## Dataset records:
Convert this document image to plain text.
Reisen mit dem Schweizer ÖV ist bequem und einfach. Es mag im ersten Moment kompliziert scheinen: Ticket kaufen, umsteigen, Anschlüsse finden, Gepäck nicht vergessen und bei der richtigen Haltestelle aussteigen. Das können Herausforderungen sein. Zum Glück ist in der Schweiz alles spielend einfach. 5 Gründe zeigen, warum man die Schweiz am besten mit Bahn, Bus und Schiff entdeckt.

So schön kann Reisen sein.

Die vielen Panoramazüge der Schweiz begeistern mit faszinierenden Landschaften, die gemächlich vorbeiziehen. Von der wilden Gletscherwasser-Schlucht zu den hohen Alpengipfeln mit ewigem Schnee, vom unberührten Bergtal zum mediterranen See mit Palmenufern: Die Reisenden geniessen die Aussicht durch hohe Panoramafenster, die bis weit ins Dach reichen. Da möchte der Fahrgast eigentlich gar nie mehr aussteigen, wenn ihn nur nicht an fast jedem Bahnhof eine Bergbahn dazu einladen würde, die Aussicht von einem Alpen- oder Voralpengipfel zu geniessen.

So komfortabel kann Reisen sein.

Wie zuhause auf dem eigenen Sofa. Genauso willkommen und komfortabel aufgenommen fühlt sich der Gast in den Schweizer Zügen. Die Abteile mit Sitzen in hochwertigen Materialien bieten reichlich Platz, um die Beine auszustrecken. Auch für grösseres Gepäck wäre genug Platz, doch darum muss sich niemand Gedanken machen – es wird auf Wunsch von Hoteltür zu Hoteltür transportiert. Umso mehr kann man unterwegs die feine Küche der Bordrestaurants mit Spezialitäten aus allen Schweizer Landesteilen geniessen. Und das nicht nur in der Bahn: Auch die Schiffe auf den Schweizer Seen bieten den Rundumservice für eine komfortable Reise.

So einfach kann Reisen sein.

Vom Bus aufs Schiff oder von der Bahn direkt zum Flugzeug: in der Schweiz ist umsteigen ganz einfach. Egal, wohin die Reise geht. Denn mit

## EXERCISE REQUIREMENTS:
Retype the entries above. Match them exactly.

## ANSWER FOR THE TASK:
Convert this document image to plain text.
Reisen mit dem Schweizer ÖV ist bequem und einfach. Es mag im ersten Moment kompliziert scheinen: Ticket kaufen, umsteigen, Anschlüsse finden, Gepäck nicht vergessen und bei der richtigen Haltestelle aussteigen. Das können Herausforderungen sein. Zum Glück ist in der Schweiz alles spielend einfach. 5 Gründe zeigen, warum man die Schweiz am besten mit Bahn, Bus und Schiff entdeckt.

So schön kann Reisen sein.

Die vielen Panoramazüge der Schweiz begeistern mit faszinierenden Landschaften, die gemächlich vorbeiziehen. Von der wilden Gletscherwasser-Schlucht zu den hohen Alpengipfeln mit ewigem Schnee, vom unberührten Bergtal zum mediterranen See mit Palmenufern: Die Reisenden geniessen die Aussicht durch hohe Panoramafenster, die bis weit ins Dach reichen. Da möchte der Fahrgast eigentlich gar nie mehr aussteigen, wenn ihn nur nicht an fast jedem Bahnhof eine Bergbahn dazu einladen würde, die Aussicht von einem Alpen- oder Voralpengipfel zu geniessen.

So komfortabel kann Reisen sein.

Wie zuhause auf dem eigenen Sofa. Genauso willkommen und komfortabel aufgenommen fühlt sich der Gast in den Schweizer Zügen. Die Abteile mit Sitzen in hochwertigen Materialien bieten reichlich Platz, um die Beine auszustrecken. Auch für grösseres Gepäck wäre genug Platz, doch darum muss sich niemand Gedanken machen – es wird auf Wunsch von Hoteltür zu Hoteltür transportiert. Umso mehr kann man unterwegs die feine Küche der Bordrestaurants mit Spezialitäten aus allen Schweizer Landesteilen geniessen. Und das nicht nur in der Bahn: Auch die Schiffe auf den Schweizer Seen bieten den Rundumservice für eine komfortable Reise.

So einfach kann Reisen sein.

Vom Bus aufs Schiff oder von der Bahn direkt zum Flugzeug: in der Schweiz ist umsteigen ganz einfach. Egal, wohin die Reise geht. Denn mit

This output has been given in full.